╭─ Data for this task

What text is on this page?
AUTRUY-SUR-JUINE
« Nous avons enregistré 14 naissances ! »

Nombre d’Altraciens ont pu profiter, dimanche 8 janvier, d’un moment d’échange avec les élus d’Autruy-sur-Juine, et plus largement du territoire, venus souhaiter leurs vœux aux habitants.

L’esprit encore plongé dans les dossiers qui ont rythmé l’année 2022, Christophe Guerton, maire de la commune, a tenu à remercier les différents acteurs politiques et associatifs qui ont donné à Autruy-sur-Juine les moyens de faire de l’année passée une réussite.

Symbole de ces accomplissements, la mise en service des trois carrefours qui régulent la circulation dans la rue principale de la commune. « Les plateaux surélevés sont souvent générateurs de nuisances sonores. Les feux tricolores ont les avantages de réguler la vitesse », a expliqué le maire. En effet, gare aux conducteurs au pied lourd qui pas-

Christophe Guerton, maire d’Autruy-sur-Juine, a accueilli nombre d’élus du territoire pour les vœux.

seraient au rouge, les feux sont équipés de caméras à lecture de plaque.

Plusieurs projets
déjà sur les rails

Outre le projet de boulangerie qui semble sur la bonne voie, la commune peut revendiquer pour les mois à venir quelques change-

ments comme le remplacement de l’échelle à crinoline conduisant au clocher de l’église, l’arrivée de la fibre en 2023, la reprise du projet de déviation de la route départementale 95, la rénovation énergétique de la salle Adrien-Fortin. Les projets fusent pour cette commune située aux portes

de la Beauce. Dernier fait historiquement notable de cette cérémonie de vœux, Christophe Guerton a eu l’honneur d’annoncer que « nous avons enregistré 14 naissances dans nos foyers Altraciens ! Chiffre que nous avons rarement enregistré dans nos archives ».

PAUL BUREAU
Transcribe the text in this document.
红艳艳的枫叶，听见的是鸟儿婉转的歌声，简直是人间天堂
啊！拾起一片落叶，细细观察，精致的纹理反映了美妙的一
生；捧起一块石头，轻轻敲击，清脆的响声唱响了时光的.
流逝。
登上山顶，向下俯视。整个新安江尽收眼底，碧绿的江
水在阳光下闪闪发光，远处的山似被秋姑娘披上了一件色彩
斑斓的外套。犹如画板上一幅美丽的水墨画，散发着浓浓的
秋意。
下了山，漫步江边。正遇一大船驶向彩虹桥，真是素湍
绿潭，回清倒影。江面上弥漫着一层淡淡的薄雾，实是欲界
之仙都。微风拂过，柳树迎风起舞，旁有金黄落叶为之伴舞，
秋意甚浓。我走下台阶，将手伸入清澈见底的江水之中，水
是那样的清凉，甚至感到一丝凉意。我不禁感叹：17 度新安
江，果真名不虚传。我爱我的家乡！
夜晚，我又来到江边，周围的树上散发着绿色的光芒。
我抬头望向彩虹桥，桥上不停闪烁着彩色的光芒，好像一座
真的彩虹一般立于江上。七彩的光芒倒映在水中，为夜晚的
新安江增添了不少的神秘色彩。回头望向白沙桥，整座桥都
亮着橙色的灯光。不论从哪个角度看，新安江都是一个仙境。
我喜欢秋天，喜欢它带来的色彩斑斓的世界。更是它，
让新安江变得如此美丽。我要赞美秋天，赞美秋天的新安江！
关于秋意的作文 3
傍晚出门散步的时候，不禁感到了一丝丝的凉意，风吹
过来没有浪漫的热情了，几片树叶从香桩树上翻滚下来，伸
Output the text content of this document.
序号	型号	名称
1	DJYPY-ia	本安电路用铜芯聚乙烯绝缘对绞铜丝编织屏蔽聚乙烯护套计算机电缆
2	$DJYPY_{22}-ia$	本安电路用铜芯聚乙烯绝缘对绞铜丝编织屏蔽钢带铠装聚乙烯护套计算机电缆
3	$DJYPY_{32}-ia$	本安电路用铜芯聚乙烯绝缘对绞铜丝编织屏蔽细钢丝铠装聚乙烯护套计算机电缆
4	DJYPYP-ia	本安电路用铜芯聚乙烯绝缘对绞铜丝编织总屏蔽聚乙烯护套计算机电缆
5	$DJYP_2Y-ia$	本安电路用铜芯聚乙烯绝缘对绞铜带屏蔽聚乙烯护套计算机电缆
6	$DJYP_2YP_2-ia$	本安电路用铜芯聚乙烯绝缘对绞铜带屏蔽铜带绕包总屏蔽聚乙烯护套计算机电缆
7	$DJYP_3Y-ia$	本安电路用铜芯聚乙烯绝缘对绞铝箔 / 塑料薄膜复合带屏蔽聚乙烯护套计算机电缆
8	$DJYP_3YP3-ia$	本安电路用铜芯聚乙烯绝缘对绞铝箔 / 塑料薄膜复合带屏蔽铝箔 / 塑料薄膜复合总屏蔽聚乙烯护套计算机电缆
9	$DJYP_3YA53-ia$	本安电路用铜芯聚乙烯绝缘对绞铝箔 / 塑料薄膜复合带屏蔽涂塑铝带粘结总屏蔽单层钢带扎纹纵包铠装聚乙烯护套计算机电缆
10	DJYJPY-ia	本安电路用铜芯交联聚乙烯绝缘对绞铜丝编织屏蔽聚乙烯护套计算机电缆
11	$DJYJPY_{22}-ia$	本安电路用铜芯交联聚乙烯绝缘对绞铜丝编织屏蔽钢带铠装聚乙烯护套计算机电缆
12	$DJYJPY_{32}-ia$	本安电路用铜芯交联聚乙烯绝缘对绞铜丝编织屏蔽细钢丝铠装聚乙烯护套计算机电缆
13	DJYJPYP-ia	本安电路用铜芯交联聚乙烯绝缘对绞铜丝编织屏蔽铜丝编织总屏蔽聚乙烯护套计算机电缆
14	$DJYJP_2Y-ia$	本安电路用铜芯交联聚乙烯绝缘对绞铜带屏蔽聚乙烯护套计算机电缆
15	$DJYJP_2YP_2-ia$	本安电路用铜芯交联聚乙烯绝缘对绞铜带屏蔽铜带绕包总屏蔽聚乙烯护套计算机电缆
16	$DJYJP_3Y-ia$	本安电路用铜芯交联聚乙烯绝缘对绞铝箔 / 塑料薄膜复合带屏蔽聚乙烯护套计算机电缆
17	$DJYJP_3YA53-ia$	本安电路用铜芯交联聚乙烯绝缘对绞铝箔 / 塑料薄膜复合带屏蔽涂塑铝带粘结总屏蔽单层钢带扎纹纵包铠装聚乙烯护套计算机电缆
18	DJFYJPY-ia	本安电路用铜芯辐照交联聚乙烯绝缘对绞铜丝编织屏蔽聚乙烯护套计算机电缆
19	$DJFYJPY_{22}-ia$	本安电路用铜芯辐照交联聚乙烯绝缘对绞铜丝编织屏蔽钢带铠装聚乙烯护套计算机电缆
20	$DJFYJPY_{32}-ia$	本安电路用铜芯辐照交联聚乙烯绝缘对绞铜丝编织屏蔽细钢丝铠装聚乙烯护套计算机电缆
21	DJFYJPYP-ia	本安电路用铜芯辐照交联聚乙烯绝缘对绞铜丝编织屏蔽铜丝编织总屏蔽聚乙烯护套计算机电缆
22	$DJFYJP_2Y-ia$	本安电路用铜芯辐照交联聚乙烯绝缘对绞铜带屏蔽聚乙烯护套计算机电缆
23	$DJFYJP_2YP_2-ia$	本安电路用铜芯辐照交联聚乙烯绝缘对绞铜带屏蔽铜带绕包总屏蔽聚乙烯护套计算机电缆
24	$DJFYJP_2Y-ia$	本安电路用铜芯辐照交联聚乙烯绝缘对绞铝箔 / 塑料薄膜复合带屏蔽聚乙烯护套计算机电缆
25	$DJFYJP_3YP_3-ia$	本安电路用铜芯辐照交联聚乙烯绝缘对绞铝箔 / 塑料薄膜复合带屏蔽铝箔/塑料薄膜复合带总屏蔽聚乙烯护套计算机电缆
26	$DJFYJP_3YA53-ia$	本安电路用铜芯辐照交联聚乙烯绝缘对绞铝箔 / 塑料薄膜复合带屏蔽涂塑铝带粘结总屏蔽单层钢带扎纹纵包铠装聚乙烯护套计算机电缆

╰─

Instruction -> Give the number of lines in the material above that have the word "本安电路用铜芯交联聚乙烯绝缘对绞铝箔" in them, and nothing more.

Response to this exercise -> 2